[Tareas por realizar]:
1. Transcribe del texto sobre la solidaridad internacional el pasaje que comienza con "Durante 1938 la" y sigue hasta "declarara la guerra.".
2. Determina si cada enunciado concuerda con el texto sobre la solidaridad internacional. Responde sí o no y cita las palabras del texto que lo deciden.
(a) Francia e Inglaterra reaccionaron contra Hitler cuando este invadió Polonia en 1939.
(b) Los disidentes de los países comunistas europeos contaron con el apoyo de Occidente.
(c) Los gobiernos que otorgan solidaridad internacional lo hacen por altruismo.
3. Contesta con base en el texto sobre la solidaridad internacional:
(a) ¿Acerca de qué pidió opinión el colega venezolano?
(b) ¿De qué territorios se había apoderado la Alemania nazi durante 1938?
(c) ¿Quién impidió a Stalin anexar Grecia y Turquía, y en qué año?

[Selección]:
------------------------------------------------

Fernando Mires 02
de marzo de 2015
Un
estimado colega venezolano me preguntó mi opinión acerca de la escasa
solidaridad internacional que reciben los demócratas de su país. Mi primera
reacción fue responder con el argumento de que nadie quiere tener problemas con
un país productor de petróleo, razón que explicaría por qué los escasos
disidentes que aparecen en Arabia Saudita también quedan a merced de
torturadores sin que nadie diga nada en contra. La respuesta, así pensé
después, no era correcta del todo.
Ha
habido ejemplos en los cuales demócratas de países sin recursos estratégicos
tampoco han recibido la solidaridad internacional que ellos reclaman. Así he
podido comprobar que la solidaridad internacional lejos de ser una regla es más
bien la excepción. Cuando determinados gobiernos la otorgan no es por altruismo
sino por intereses muy concretos.
Incluso
en situaciones límites la solidaridad internacional con pueblos amenazados por
dictaduras tarda en aparecer. Basta recordar que Francia e Inglaterra
reaccionaron en contra de Hitler recién cuando este invadió a Polonia, en 1939.
Durante 1938 la Alemania nazi se había apoderado de Austria, los Sudetes y
Checoslovaquia y las democracias europeas solo atinaban a manifestar su
“preocupación”. Recordemos también que EE UU entró a participar en la guerra
como reacción al ataque japonés a Perl Harbor, en 1941, y solo después que
Hitler les declarara la guerra.
No
fue muy diferente durante la Guerra Fría. Después que Truman impidiera a Stalin
anexar Grecia y Turquía (1947), las potencias trasladaron sus conflictos al sur
asiático. Pero los disidentes en los países comunistas europeos nunca contaron
con el apoyo de Occidente. Kissinger durante los años setenta llegó incluso a
pronunciarse en contra de disidentes rusos, polacos y checos pues, según su geopolítica,
ellos alteraban el equilibrio mundial. Ni Valesa ni Havel recibieron mucha
solidaridad occidental. Solo Carter, al hacer de los derechos humanos su
doctrina, se atrevió a tomar cierto contacto con la resistencia anticomunista
de Europa del Este.

------------------------------------------------

[Material]:
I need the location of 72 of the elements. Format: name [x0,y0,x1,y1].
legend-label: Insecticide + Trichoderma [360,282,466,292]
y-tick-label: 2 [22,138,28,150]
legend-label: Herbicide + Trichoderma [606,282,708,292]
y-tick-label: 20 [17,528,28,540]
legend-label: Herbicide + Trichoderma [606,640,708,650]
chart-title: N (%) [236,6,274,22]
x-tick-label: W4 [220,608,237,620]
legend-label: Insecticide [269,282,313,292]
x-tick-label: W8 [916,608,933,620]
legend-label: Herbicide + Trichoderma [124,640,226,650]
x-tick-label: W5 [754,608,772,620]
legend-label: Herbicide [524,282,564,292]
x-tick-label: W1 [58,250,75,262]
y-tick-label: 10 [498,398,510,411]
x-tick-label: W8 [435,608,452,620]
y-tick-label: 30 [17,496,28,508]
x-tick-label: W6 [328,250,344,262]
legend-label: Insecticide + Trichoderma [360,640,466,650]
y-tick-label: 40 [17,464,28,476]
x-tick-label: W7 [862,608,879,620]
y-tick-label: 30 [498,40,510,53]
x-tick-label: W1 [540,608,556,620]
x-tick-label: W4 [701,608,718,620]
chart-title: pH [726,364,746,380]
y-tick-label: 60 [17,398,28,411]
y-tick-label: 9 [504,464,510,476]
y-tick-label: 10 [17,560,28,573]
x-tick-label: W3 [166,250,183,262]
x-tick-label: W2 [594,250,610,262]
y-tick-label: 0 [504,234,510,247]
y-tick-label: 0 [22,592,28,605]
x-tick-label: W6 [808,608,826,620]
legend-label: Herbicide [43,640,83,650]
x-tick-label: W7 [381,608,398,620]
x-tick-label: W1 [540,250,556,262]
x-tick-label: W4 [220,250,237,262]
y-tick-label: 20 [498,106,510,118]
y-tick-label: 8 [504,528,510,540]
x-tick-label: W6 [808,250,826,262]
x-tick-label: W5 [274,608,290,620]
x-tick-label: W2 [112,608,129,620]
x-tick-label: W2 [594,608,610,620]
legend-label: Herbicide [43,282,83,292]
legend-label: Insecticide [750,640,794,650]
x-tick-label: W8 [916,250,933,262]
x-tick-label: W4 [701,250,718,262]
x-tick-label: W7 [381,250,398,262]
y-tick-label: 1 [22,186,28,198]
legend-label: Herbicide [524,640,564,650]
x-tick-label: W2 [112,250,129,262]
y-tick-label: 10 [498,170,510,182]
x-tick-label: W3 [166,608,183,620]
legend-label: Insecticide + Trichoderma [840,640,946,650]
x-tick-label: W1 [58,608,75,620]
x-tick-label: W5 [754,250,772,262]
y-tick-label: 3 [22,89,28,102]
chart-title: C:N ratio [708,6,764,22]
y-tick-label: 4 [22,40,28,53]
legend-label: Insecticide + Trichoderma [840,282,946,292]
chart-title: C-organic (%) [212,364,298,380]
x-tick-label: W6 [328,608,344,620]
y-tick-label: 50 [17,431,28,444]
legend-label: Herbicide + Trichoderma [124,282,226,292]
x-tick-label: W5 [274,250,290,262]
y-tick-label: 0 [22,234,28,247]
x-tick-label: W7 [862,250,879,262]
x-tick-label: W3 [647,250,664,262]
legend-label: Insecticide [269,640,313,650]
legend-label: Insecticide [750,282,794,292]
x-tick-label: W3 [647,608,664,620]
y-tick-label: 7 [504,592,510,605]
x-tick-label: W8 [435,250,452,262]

------------------------------------------------

[Respuestas]:
1.
Durante 1938 la Alemania nazi se había apoderado de Austria, los Sudetes y
Checoslovaquia y las democracias europeas solo atinaban a manifestar su
“preocupación”. Recordemos también que EE UU entró a participar en la guerra
como reacción al ataque japonés a Perl Harbor, en 1941, y solo después que
Hitler les declarara la guerra.

2.
(a) Sí: "Francia e Inglaterra reaccionaron en contra de Hitler recién cuando este invadió a Polonia, en 1939".
(b) No: "los disidentes en los países comunistas europeos nunca contaron con el apoyo de Occidente".
(c) No: "no es por altruismo sino por intereses muy concretos".

3.
(a) Acerca de la escasa solidaridad internacional que reciben los demócratas de su país.
(b) De Austria, los Sudetes y Checoslovaquia.
(c) Truman, en 1947.